**WHAT IS NEEDED**
Reproduce the listing word for word. Skip any image.

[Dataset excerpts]
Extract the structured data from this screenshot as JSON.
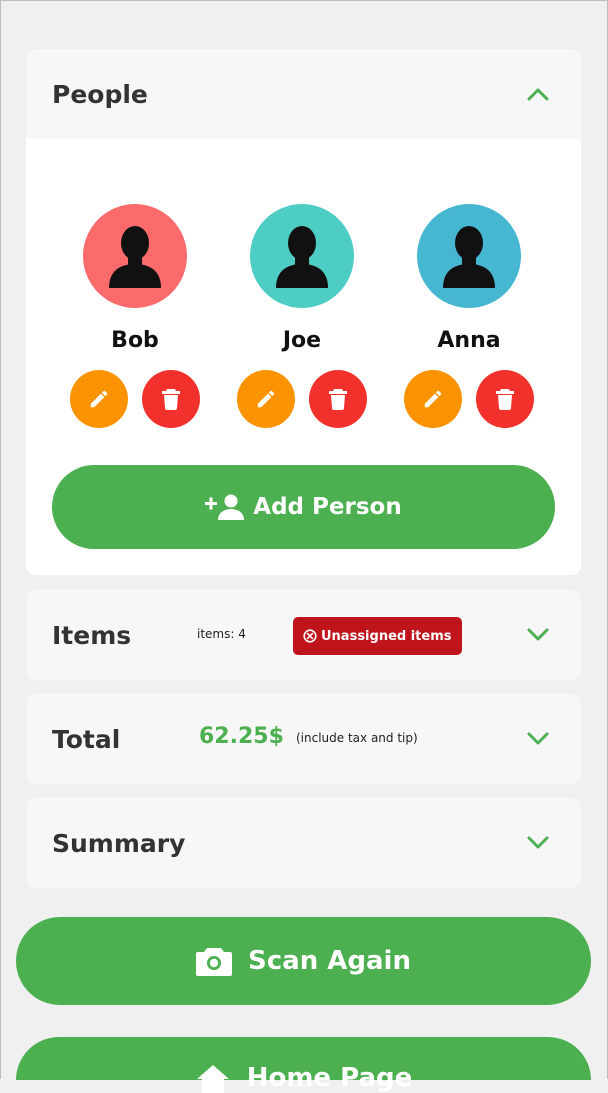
{
  "people_section": {
    "title": "People",
    "people": [
      {
        "name": "Bob",
        "color": "#fb6b6b"
      },
      {
        "name": "Joe",
        "color": "#4ecdc4"
      },
      {
        "name": "Anna",
        "color": "#45b7d1"
      }
    ],
    "add_label": "Add Person"
  },
  "items_section": {
    "title": "Items",
    "count_text": "items: 4",
    "badge_text": "Unassigned items"
  },
  "total_section": {
    "title": "Total",
    "amount": "62.25$",
    "note": "(include tax and tip)"
  },
  "summary_section": {
    "title": "Summary"
  },
  "buttons": {
    "scan_again": "Scan Again",
    "home_page": "Home Page"
  },
  "colors": {
    "accent_green": "#4caf50",
    "edit_orange": "#fb9200",
    "delete_red": "#f2302c",
    "badge_red": "#c0141c"
  },
  "icons": [
    "chevron-up-icon",
    "chevron-down-icon",
    "person-silhouette-icon",
    "pencil-icon",
    "trash-icon",
    "add-person-icon",
    "close-circle-icon",
    "camera-icon",
    "home-icon"
  ]
}
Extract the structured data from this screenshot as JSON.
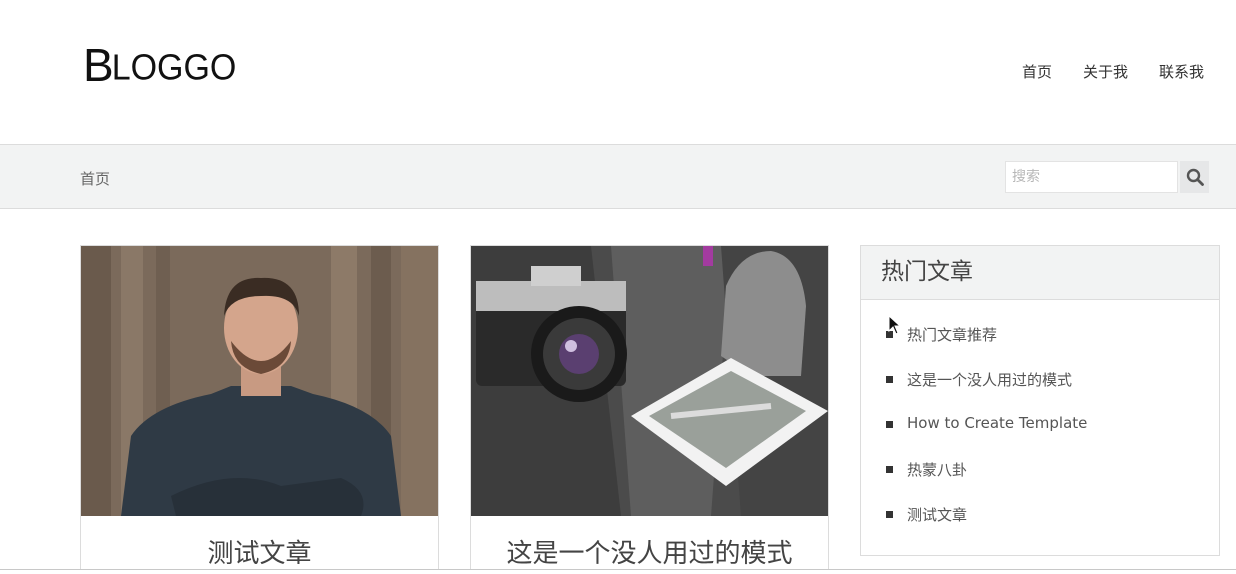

**PROBLEM SOLUTION**
Extract the structured data from this screenshot as JSON.
{
  "people_section": {
    "title": "People",
    "people": [
      {
        "name": "Bob",
        "color": "#fb6b6b"
      },
      {
        "name": "Joe",
        "color": "#4ecdc4"
      },
      {
        "name": "Anna",
        "color": "#45b7d1"
      }
    ],
    "add_label": "Add Person"
  },
  "items_section": {
    "title": "Items",
    "count_text": "items: 4",
    "badge_text": "Unassigned items"
  },
  "total_section": {
    "title": "Total",
    "amount": "62.25$",
    "note": "(include tax and tip)"
  },
  "summary_section": {
    "title": "Summary"
  },
  "buttons": {
    "scan_again": "Scan Again",
    "home_page": "Home Page"
  },
  "colors": {
    "accent_green": "#4caf50",
    "edit_orange": "#fb9200",
    "delete_red": "#f2302c",
    "badge_red": "#c0141c"
  },
  "icons": [
    "chevron-up-icon",
    "chevron-down-icon",
    "person-silhouette-icon",
    "pencil-icon",
    "trash-icon",
    "add-person-icon",
    "close-circle-icon",
    "camera-icon",
    "home-icon"
  ]
}
Extract the structured data from this screenshot as JSON.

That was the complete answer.